TÂCHE DONNÉE 1: Recopiez intégralement le texte sur l'emploi des déficients visuels, sans y changer quoi que ce soit.

EXTRAIT DU TEXTE:

_ _ _ _ _ _ _

Les déficients visuels, une chance pour l’entreprise
Selon une enquête de 1998–2000, la France comptait 207 000 aveugles ou malvoyants profonds et 932000 malvoyants moyens, soit près de 1,9 % de la population. Sur les 20 000 X vivants, 380 sont donc dans ce cas. Seuls 7 000 aveugles complets sur 17 000 en âge de travailler ont une activité professionnelle. Le taux de chômage des personnes handicapées visuelles s’élève à 30 %, contre une moyenne nationale de 9%.
La loi de 2005
Depuis la loi du 11 février 2005, l’obligation d’emploi des personnes handicapées est de 6%, sous peine de très fortes amendes. Or, cette loi a par ailleurs supprimé les catégories sur la lourdeur du handicap, ce qui pénalise gravement les déficients visuels dans la mesure où les entreprises préfèrent embaucher des personnes plus légèrement handicapées ou qui n’ont pas besoin d’aménagements spécifiques de leur poste de travail.
La charte université-handicap de 2007 et la charte de la Conférence des grandes écoles sur le handicap de 2008 ont établi une série de recommandations avec la création de « missions handicap » dans les universités et de » référents handicap » dans les grandes écoles. La situation est cependant encore très inégale entre établissements et il faut reconnaître que beaucoup reste à faire. Il importe dans tous les cas que les déficients visuels se fassent connaître auprès de la mission handicap ou du référent handicap dès leur arrivée à l’université ou à l’école.
Ne pas recruter uniquement pour le politiquement correct
En ce qui concerne les classes préparatoires, la barrière reste très forte ; pour les concours, les solutions explorées sont l’adaptation de certaines épreuves et le recrutement parallèle par les écoles.
Entre atouts et difficultés
Dans l’entreprise, la prise de conscience est réelle : nombreuses sont celles qui ont mis en place des » missions handicap » dotées de budgets. Ceux-ci concernent d’abord les aides techniques nouvelles : logiciels de synthèse vocale, grands écrans, plage tactile braille, agrandisseurs et logiciels facilitant le travail sur un ordinateur. Ces adaptations du poste de travail sont d’un coût modéré.

_ _ _ _ _ _ _

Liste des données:
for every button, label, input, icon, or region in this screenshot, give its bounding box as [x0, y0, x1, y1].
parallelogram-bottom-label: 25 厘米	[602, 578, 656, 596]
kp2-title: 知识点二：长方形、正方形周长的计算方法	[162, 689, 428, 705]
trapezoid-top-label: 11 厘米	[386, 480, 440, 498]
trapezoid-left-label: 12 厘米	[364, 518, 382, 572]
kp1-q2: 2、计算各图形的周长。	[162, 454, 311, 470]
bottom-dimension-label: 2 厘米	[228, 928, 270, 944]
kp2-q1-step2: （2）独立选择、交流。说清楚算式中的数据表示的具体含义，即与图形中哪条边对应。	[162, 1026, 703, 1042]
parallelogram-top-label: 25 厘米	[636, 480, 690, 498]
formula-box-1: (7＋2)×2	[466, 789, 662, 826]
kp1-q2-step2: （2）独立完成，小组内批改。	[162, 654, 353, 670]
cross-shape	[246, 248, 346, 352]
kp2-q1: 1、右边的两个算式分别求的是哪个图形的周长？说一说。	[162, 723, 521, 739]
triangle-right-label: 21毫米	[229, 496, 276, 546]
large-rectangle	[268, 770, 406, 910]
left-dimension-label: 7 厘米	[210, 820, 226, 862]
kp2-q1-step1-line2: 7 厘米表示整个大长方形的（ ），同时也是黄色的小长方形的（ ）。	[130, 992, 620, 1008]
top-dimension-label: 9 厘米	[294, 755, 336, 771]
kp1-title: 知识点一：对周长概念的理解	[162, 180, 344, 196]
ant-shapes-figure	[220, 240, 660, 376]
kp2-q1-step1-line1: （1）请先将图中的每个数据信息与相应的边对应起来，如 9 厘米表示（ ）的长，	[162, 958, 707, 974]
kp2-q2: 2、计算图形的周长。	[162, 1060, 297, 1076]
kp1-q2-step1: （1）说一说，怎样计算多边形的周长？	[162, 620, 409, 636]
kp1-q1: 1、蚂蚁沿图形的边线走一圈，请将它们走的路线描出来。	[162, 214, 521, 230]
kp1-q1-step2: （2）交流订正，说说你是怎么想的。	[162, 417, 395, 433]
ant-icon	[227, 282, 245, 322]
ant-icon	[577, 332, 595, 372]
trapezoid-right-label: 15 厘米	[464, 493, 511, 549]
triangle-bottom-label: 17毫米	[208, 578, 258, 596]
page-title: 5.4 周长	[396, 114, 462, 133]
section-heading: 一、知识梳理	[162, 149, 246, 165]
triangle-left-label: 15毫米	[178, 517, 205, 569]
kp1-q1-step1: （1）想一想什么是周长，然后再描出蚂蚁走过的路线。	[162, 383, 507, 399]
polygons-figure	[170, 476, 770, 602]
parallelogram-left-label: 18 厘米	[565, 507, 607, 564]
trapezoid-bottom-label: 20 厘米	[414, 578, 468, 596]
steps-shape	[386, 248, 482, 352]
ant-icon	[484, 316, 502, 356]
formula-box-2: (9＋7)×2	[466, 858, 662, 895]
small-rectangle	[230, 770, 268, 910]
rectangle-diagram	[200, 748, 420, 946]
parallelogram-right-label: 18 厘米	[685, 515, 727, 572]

_ _ _ _ _ _ _

TÂCHE DONNÉE 2: Dans les enregistrements, reprenez les lignes à partir de la première jusqu'à celle qui contient « 316, 502, 356] », incluse. Substituez « insect-icon » à « ant-icon » et laissez tout le reste identique.

RÉPONSE ATTENDUE 1:
Les déficients visuels, une chance pour l’entreprise
Selon une enquête de 1998–2000, la France comptait 207 000 aveugles ou malvoyants profonds et 932000 malvoyants moyens, soit près de 1,9 % de la population. Sur les 20 000 X vivants, 380 sont donc dans ce cas. Seuls 7 000 aveugles complets sur 17 000 en âge de travailler ont une activité professionnelle. Le taux de chômage des personnes handicapées visuelles s’élève à 30 %, contre une moyenne nationale de 9%.
La loi de 2005
Depuis la loi du 11 février 2005, l’obligation d’emploi des personnes handicapées est de 6%, sous peine de très fortes amendes. Or, cette loi a par ailleurs supprimé les catégories sur la lourdeur du handicap, ce qui pénalise gravement les déficients visuels dans la mesure où les entreprises préfèrent embaucher des personnes plus légèrement handicapées ou qui n’ont pas besoin d’aménagements spécifiques de leur poste de travail.
La charte université-handicap de 2007 et la charte de la Conférence des grandes écoles sur le handicap de 2008 ont établi une série de recommandations avec la création de « missions handicap » dans les universités et de » référents handicap » dans les grandes écoles. La situation est cependant encore très inégale entre établissements et il faut reconnaître que beaucoup reste à faire. Il importe dans tous les cas que les déficients visuels se fassent connaître auprès de la mission handicap ou du référent handicap dès leur arrivée à l’université ou à l’école.
Ne pas recruter uniquement pour le politiquement correct
En ce qui concerne les classes préparatoires, la barrière reste très forte ; pour les concours, les solutions explorées sont l’adaptation de certaines épreuves et le recrutement parallèle par les écoles.
Entre atouts et difficultés
Dans l’entreprise, la prise de conscience est réelle : nombreuses sont celles qui ont mis en place des » missions handicap » dotées de budgets. Ceux-ci concernent d’abord les aides techniques nouvelles : logiciels de synthèse vocale, grands écrans, plage tactile braille, agrandisseurs et logiciels facilitant le travail sur un ordinateur. Ces adaptations du poste de travail sont d’un coût modéré.

RÉPONSE ATTENDUE 2:
for every button, label, input, icon, or region in this screenshot, give its bounding box as [x0, y0, x1, y1].
parallelogram-bottom-label: 25 厘米	[602, 578, 656, 596]
kp2-title: 知识点二：长方形、正方形周长的计算方法	[162, 689, 428, 705]
trapezoid-top-label: 11 厘米	[386, 480, 440, 498]
trapezoid-left-label: 12 厘米	[364, 518, 382, 572]
kp1-q2: 2、计算各图形的周长。	[162, 454, 311, 470]
bottom-dimension-label: 2 厘米	[228, 928, 270, 944]
kp2-q1-step2: （2）独立选择、交流。说清楚算式中的数据表示的具体含义，即与图形中哪条边对应。	[162, 1026, 703, 1042]
parallelogram-top-label: 25 厘米	[636, 480, 690, 498]
formula-box-1: (7＋2)×2	[466, 789, 662, 826]
kp1-q2-step2: （2）独立完成，小组内批改。	[162, 654, 353, 670]
cross-shape	[246, 248, 346, 352]
kp2-q1: 1、右边的两个算式分别求的是哪个图形的周长？说一说。	[162, 723, 521, 739]
triangle-right-label: 21毫米	[229, 496, 276, 546]
large-rectangle	[268, 770, 406, 910]
left-dimension-label: 7 厘米	[210, 820, 226, 862]
kp2-q1-step1-line2: 7 厘米表示整个大长方形的（ ），同时也是黄色的小长方形的（ ）。	[130, 992, 620, 1008]
top-dimension-label: 9 厘米	[294, 755, 336, 771]
kp1-title: 知识点一：对周长概念的理解	[162, 180, 344, 196]
ant-shapes-figure	[220, 240, 660, 376]
kp2-q1-step1-line1: （1）请先将图中的每个数据信息与相应的边对应起来，如 9 厘米表示（ ）的长，	[162, 958, 707, 974]
kp2-q2: 2、计算图形的周长。	[162, 1060, 297, 1076]
kp1-q2-step1: （1）说一说，怎样计算多边形的周长？	[162, 620, 409, 636]
kp1-q1: 1、蚂蚁沿图形的边线走一圈，请将它们走的路线描出来。	[162, 214, 521, 230]
kp1-q1-step2: （2）交流订正，说说你是怎么想的。	[162, 417, 395, 433]
insect-icon	[227, 282, 245, 322]
insect-icon	[577, 332, 595, 372]
trapezoid-right-label: 15 厘米	[464, 493, 511, 549]
triangle-bottom-label: 17毫米	[208, 578, 258, 596]
page-title: 5.4 周长	[396, 114, 462, 133]
section-heading: 一、知识梳理	[162, 149, 246, 165]
triangle-left-label: 15毫米	[178, 517, 205, 569]
kp1-q1-step1: （1）想一想什么是周长，然后再描出蚂蚁走过的路线。	[162, 383, 507, 399]
polygons-figure	[170, 476, 770, 602]
parallelogram-left-label: 18 厘米	[565, 507, 607, 564]
trapezoid-bottom-label: 20 厘米	[414, 578, 468, 596]
steps-shape	[386, 248, 482, 352]
insect-icon	[484, 316, 502, 356]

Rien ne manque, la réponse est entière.